Begin Data in this exercise

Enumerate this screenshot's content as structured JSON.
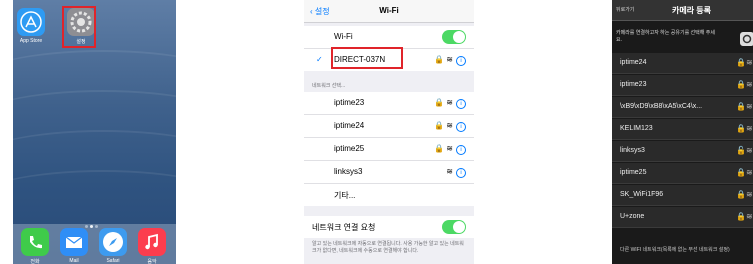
{
  "home": {
    "apps": [
      {
        "label": "App Store",
        "icon": "appstore-icon",
        "color": "#2e9bf3"
      },
      {
        "label": "설정",
        "icon": "settings-gear-icon",
        "color": "#8e8e93"
      }
    ],
    "dock": [
      {
        "label": "전화",
        "icon": "phone-icon",
        "color": "#3fcb4a"
      },
      {
        "label": "Mail",
        "icon": "mail-icon",
        "color": "#2f8ef6"
      },
      {
        "label": "Safari",
        "icon": "safari-icon",
        "color": "#3d9bef"
      },
      {
        "label": "음악",
        "icon": "music-icon",
        "color": "#fc3d4e"
      }
    ]
  },
  "wifi": {
    "back_label": "설정",
    "title": "Wi-Fi",
    "wifi_label": "Wi-Fi",
    "connected_network": "DIRECT-037N",
    "section_label": "네트워크 선택...",
    "networks": [
      "iptime23",
      "iptime24",
      "iptime25",
      "linksys3"
    ],
    "other_label": "기타...",
    "ask_join_label": "네트워크 연결 요청",
    "ask_join_desc": "알고 있는 네트워크에 자동으로 연결됩니다. 사용 가능한 알고 있는 네트워크가 없다면, 네트워크에 수동으로 연결해야 합니다."
  },
  "camera": {
    "back_label": "뒤로가기",
    "title": "카메라 등록",
    "instruction": "카메라를 연결하고자 하는 공유기를 선택해 주세요.",
    "networks": [
      "iptime24",
      "iptime23",
      "\\xB9\\xD9\\xB8\\xA5\\xC4\\x...",
      "KELIM123",
      "linksys3",
      "iptime25",
      "SK_WiFi1F96",
      "U+zone"
    ],
    "footer_note": "다른 WIFI 네트워크(목록에 없는 무선 네트워크 설정)"
  },
  "colors": {
    "accent": "#007aff",
    "toggle_on": "#4cd964",
    "highlight": "#e0242a"
  }
}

End Data in this exercise

▸ **Task to complete**: Do not copy the pictures, but repeat every line exactly.

▸ **Response**:
Enumerate this screenshot's content as structured JSON.
{
  "home": {
    "apps": [
      {
        "label": "App Store",
        "icon": "appstore-icon",
        "color": "#2e9bf3"
      },
      {
        "label": "설정",
        "icon": "settings-gear-icon",
        "color": "#8e8e93"
      }
    ],
    "dock": [
      {
        "label": "전화",
        "icon": "phone-icon",
        "color": "#3fcb4a"
      },
      {
        "label": "Mail",
        "icon": "mail-icon",
        "color": "#2f8ef6"
      },
      {
        "label": "Safari",
        "icon": "safari-icon",
        "color": "#3d9bef"
      },
      {
        "label": "음악",
        "icon": "music-icon",
        "color": "#fc3d4e"
      }
    ]
  },
  "wifi": {
    "back_label": "설정",
    "title": "Wi-Fi",
    "wifi_label": "Wi-Fi",
    "connected_network": "DIRECT-037N",
    "section_label": "네트워크 선택...",
    "networks": [
      "iptime23",
      "iptime24",
      "iptime25",
      "linksys3"
    ],
    "other_label": "기타...",
    "ask_join_label": "네트워크 연결 요청",
    "ask_join_desc": "알고 있는 네트워크에 자동으로 연결됩니다. 사용 가능한 알고 있는 네트워크가 없다면, 네트워크에 수동으로 연결해야 합니다."
  },
  "camera": {
    "back_label": "뒤로가기",
    "title": "카메라 등록",
    "instruction": "카메라를 연결하고자 하는 공유기를 선택해 주세요.",
    "networks": [
      "iptime24",
      "iptime23",
      "\\xB9\\xD9\\xB8\\xA5\\xC4\\x...",
      "KELIM123",
      "linksys3",
      "iptime25",
      "SK_WiFi1F96",
      "U+zone"
    ],
    "footer_note": "다른 WIFI 네트워크(목록에 없는 무선 네트워크 설정)"
  },
  "colors": {
    "accent": "#007aff",
    "toggle_on": "#4cd964",
    "highlight": "#e0242a"
  }
}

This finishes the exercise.